#### GIVEN TASK
Leaving out the pictures, please retype each record exactly.

#### ROWS
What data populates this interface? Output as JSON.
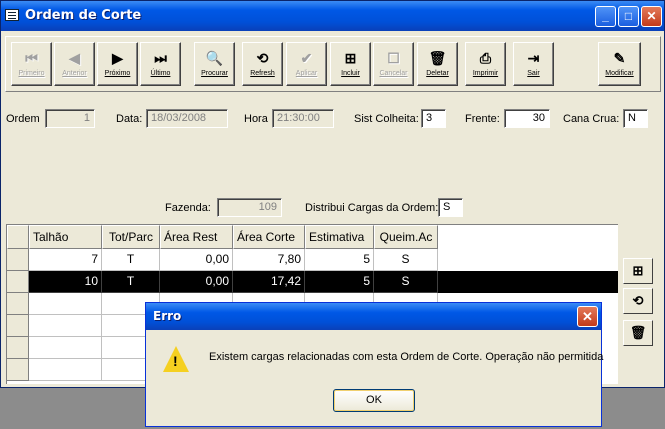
{
  "window": {
    "title": "Ordem de Corte"
  },
  "toolbar": {
    "buttons": [
      {
        "label": "Primeiro",
        "glyph": "⏮",
        "icon": "first-record-icon",
        "enabled": false
      },
      {
        "label": "Anterior",
        "glyph": "◀",
        "icon": "previous-record-icon",
        "enabled": false
      },
      {
        "label": "Próximo",
        "glyph": "▶",
        "icon": "next-record-icon",
        "enabled": true
      },
      {
        "label": "Último",
        "glyph": "⏭",
        "icon": "last-record-icon",
        "enabled": true
      },
      {
        "label": "Procurar",
        "glyph": "🔍",
        "icon": "search-icon",
        "enabled": true
      },
      {
        "label": "Refresh",
        "glyph": "⟲",
        "icon": "refresh-icon",
        "enabled": true
      },
      {
        "label": "Aplicar",
        "glyph": "✔",
        "icon": "apply-icon",
        "enabled": false
      },
      {
        "label": "Incluir",
        "glyph": "⊞",
        "icon": "insert-icon",
        "enabled": true
      },
      {
        "label": "Cancelar",
        "glyph": "☐",
        "icon": "cancel-icon",
        "enabled": false
      },
      {
        "label": "Deletar",
        "glyph": "🗑",
        "icon": "delete-icon",
        "enabled": true
      },
      {
        "label": "Imprimir",
        "glyph": "⎙",
        "icon": "print-icon",
        "enabled": true
      },
      {
        "label": "Sair",
        "glyph": "⇥",
        "icon": "exit-icon",
        "enabled": true
      },
      {
        "label": "Modificar",
        "glyph": "✎",
        "icon": "modify-icon",
        "enabled": true
      }
    ]
  },
  "form": {
    "ordem_label": "Ordem",
    "ordem_value": "1",
    "data_label": "Data:",
    "data_value": "18/03/2008",
    "hora_label": "Hora",
    "hora_value": "21:30:00",
    "sist_label": "Sist Colheita:",
    "sist_value": "3",
    "frente_label": "Frente:",
    "frente_value": "30",
    "cana_label": "Cana Crua:",
    "cana_value": "N",
    "fazenda_label": "Fazenda:",
    "fazenda_value": "109",
    "distribui_label": "Distribui Cargas da Ordem:",
    "distribui_value": "S"
  },
  "grid": {
    "columns": [
      "Talhão",
      "Tot/Parc",
      "Área Rest",
      "Área Corte",
      "Estimativa",
      "Queim.Ac"
    ],
    "rows": [
      [
        "7",
        "T",
        "0,00",
        "7,80",
        "5",
        "S"
      ],
      [
        "10",
        "T",
        "0,00",
        "17,42",
        "5",
        "S"
      ]
    ],
    "selected_row": 1
  },
  "side_buttons": [
    {
      "icon": "insert-icon",
      "glyph": "⊞"
    },
    {
      "icon": "refresh-icon",
      "glyph": "⟲"
    },
    {
      "icon": "delete-icon",
      "glyph": "🗑"
    }
  ],
  "dialog": {
    "title": "Erro",
    "message": "Existem cargas relacionadas com esta Ordem de Corte. Operação não permitida",
    "ok_label": "OK",
    "icon": "warning-icon"
  }
}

#### FINISHED EXERCISE
What data populates this interface? Output as JSON.
{
  "window": {
    "title": "Ordem de Corte"
  },
  "toolbar": {
    "buttons": [
      {
        "label": "Primeiro",
        "glyph": "⏮",
        "icon": "first-record-icon",
        "enabled": false
      },
      {
        "label": "Anterior",
        "glyph": "◀",
        "icon": "previous-record-icon",
        "enabled": false
      },
      {
        "label": "Próximo",
        "glyph": "▶",
        "icon": "next-record-icon",
        "enabled": true
      },
      {
        "label": "Último",
        "glyph": "⏭",
        "icon": "last-record-icon",
        "enabled": true
      },
      {
        "label": "Procurar",
        "glyph": "🔍",
        "icon": "search-icon",
        "enabled": true
      },
      {
        "label": "Refresh",
        "glyph": "⟲",
        "icon": "refresh-icon",
        "enabled": true
      },
      {
        "label": "Aplicar",
        "glyph": "✔",
        "icon": "apply-icon",
        "enabled": false
      },
      {
        "label": "Incluir",
        "glyph": "⊞",
        "icon": "insert-icon",
        "enabled": true
      },
      {
        "label": "Cancelar",
        "glyph": "☐",
        "icon": "cancel-icon",
        "enabled": false
      },
      {
        "label": "Deletar",
        "glyph": "🗑",
        "icon": "delete-icon",
        "enabled": true
      },
      {
        "label": "Imprimir",
        "glyph": "⎙",
        "icon": "print-icon",
        "enabled": true
      },
      {
        "label": "Sair",
        "glyph": "⇥",
        "icon": "exit-icon",
        "enabled": true
      },
      {
        "label": "Modificar",
        "glyph": "✎",
        "icon": "modify-icon",
        "enabled": true
      }
    ]
  },
  "form": {
    "ordem_label": "Ordem",
    "ordem_value": "1",
    "data_label": "Data:",
    "data_value": "18/03/2008",
    "hora_label": "Hora",
    "hora_value": "21:30:00",
    "sist_label": "Sist Colheita:",
    "sist_value": "3",
    "frente_label": "Frente:",
    "frente_value": "30",
    "cana_label": "Cana Crua:",
    "cana_value": "N",
    "fazenda_label": "Fazenda:",
    "fazenda_value": "109",
    "distribui_label": "Distribui Cargas da Ordem:",
    "distribui_value": "S"
  },
  "grid": {
    "columns": [
      "Talhão",
      "Tot/Parc",
      "Área Rest",
      "Área Corte",
      "Estimativa",
      "Queim.Ac"
    ],
    "rows": [
      [
        "7",
        "T",
        "0,00",
        "7,80",
        "5",
        "S"
      ],
      [
        "10",
        "T",
        "0,00",
        "17,42",
        "5",
        "S"
      ]
    ],
    "selected_row": 1
  },
  "side_buttons": [
    {
      "icon": "insert-icon",
      "glyph": "⊞"
    },
    {
      "icon": "refresh-icon",
      "glyph": "⟲"
    },
    {
      "icon": "delete-icon",
      "glyph": "🗑"
    }
  ],
  "dialog": {
    "title": "Erro",
    "message": "Existem cargas relacionadas com esta Ordem de Corte. Operação não permitida",
    "ok_label": "OK",
    "icon": "warning-icon"
  }
}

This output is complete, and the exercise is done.